◆ EXERCISE
Both the line containing "Transcribe this chart's" and the last line of the listing are included: write out exactly the lines from one to the other.

--

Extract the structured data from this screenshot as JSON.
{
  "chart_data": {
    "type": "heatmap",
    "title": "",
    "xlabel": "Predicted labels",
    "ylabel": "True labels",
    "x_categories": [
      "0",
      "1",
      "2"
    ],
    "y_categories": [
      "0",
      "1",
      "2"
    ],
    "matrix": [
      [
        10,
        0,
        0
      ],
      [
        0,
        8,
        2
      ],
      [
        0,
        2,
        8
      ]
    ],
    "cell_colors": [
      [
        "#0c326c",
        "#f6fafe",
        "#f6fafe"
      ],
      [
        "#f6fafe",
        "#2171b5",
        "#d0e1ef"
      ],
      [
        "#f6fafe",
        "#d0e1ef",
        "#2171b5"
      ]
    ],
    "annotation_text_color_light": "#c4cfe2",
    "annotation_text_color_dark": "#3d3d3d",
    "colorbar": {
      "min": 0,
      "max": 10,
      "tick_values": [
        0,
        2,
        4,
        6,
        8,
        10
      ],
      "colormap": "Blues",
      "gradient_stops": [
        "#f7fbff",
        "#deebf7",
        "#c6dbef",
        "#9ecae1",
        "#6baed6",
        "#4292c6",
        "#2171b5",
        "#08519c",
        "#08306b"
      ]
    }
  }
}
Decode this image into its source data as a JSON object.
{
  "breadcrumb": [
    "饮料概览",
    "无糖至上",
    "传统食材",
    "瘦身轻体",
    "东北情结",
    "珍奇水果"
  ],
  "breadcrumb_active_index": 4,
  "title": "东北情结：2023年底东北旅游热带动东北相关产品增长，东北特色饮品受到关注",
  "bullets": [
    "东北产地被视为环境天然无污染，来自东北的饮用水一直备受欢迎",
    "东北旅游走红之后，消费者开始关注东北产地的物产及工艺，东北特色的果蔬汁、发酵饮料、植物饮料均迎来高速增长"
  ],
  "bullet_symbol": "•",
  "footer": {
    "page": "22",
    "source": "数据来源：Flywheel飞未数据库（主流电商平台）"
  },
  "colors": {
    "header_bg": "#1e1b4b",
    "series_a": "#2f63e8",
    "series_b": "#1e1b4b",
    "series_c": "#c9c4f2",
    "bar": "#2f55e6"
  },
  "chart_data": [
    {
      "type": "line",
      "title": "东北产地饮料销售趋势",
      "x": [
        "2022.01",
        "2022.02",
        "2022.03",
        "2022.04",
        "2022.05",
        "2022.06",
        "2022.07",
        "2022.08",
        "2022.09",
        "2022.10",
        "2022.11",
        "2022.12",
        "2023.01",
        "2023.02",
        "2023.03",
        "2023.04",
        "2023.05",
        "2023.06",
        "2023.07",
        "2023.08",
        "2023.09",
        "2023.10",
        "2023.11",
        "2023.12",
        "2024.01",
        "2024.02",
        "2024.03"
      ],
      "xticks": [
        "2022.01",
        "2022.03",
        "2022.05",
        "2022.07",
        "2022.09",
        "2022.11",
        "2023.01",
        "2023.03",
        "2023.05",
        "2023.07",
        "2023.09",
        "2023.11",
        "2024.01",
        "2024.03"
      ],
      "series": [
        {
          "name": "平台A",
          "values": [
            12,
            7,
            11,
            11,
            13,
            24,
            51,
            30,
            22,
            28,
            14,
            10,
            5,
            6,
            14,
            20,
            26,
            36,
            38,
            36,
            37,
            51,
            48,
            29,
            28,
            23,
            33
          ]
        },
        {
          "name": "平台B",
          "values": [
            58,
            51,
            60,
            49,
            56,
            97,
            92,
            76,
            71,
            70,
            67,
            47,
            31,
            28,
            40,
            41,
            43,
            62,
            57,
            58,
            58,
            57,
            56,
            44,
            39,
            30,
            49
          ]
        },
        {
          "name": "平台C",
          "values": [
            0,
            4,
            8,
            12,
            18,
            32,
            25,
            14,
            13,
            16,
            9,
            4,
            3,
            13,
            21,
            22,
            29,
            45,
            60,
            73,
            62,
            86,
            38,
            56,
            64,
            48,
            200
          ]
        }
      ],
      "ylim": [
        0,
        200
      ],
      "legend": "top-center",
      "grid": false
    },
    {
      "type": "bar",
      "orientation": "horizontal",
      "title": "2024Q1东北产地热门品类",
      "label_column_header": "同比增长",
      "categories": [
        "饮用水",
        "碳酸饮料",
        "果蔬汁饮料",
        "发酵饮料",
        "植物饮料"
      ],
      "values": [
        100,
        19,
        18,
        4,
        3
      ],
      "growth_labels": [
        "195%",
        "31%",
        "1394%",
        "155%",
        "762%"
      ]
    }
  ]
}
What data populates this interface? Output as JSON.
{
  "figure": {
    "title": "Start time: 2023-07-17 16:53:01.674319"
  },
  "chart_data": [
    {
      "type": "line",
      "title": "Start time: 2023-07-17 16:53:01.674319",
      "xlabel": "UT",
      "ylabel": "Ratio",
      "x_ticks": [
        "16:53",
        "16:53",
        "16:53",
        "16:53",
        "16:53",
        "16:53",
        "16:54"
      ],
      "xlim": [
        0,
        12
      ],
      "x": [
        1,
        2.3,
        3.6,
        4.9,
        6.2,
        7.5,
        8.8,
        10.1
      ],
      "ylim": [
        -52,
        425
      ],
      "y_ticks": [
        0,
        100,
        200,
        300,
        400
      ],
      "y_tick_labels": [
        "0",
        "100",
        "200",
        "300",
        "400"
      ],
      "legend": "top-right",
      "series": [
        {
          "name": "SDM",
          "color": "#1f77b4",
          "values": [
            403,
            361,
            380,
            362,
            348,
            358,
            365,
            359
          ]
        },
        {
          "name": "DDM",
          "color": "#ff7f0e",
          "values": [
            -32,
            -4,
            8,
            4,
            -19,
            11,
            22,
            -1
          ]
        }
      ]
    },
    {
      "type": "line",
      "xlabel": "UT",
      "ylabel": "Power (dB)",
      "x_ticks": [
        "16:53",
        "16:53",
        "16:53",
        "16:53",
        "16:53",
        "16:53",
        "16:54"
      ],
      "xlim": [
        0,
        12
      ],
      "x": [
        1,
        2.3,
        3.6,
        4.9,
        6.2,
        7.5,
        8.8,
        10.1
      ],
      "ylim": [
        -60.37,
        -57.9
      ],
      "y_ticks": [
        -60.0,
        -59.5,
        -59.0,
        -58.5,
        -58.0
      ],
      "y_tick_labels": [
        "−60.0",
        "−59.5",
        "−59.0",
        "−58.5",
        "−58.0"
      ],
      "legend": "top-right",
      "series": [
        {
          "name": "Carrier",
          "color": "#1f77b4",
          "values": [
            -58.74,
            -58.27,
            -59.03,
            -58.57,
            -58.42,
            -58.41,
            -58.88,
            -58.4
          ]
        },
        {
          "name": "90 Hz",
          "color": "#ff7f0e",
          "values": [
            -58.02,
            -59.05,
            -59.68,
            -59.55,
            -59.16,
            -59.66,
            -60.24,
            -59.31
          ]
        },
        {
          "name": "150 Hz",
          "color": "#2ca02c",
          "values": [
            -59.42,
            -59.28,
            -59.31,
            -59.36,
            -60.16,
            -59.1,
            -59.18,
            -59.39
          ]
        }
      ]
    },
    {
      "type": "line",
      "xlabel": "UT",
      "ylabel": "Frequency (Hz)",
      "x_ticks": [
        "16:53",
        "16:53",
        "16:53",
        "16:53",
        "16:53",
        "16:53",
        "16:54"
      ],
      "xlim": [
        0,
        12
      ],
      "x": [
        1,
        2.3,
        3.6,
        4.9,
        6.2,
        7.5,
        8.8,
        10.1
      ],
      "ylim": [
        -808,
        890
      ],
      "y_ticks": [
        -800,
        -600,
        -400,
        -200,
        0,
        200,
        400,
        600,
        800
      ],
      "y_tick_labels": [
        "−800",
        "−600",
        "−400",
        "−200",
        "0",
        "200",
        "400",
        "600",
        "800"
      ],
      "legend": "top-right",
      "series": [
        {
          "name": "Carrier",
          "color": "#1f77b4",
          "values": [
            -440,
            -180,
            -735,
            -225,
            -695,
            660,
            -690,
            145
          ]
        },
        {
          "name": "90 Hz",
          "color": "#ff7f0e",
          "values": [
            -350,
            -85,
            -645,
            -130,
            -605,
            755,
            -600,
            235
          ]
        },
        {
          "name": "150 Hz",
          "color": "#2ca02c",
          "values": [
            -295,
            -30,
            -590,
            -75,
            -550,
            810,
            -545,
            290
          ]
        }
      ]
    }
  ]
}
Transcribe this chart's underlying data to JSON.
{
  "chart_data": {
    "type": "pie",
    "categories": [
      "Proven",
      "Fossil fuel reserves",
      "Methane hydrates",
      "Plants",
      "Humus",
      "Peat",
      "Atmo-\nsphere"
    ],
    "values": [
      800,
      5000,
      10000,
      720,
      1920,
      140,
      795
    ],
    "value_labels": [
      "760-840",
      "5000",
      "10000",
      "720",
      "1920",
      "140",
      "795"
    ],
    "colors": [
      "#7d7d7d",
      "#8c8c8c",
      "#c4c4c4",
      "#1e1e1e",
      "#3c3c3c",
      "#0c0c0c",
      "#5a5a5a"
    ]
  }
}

--

◆ TASK SOLUTION
Transcribe this chart's underlying data to JSON.
{
  "chart_data": {
    "type": "pie",
    "categories": [
      "Proven",
      "Fossil fuel reserves",
      "Methane hydrates",
      "Plants",
      "Humus",
      "Peat",
      "Atmo-\nsphere"
    ],
    "values": [
      800,
      5000,
      10000,
      720,
      1920,
      140,
      795
    ],
    "value_labels": [
      "760-840",
      "5000",
      "10000",
      "720",
      "1920",
      "140",
      "795"
    ],
    "colors": [
      "#7d7d7d",
      "#8c8c8c",
      "#c4c4c4",
      "#1e1e1e",
      "#3c3c3c",
      "#0c0c0c",
      "#5a5a5a"
    ]
  }
}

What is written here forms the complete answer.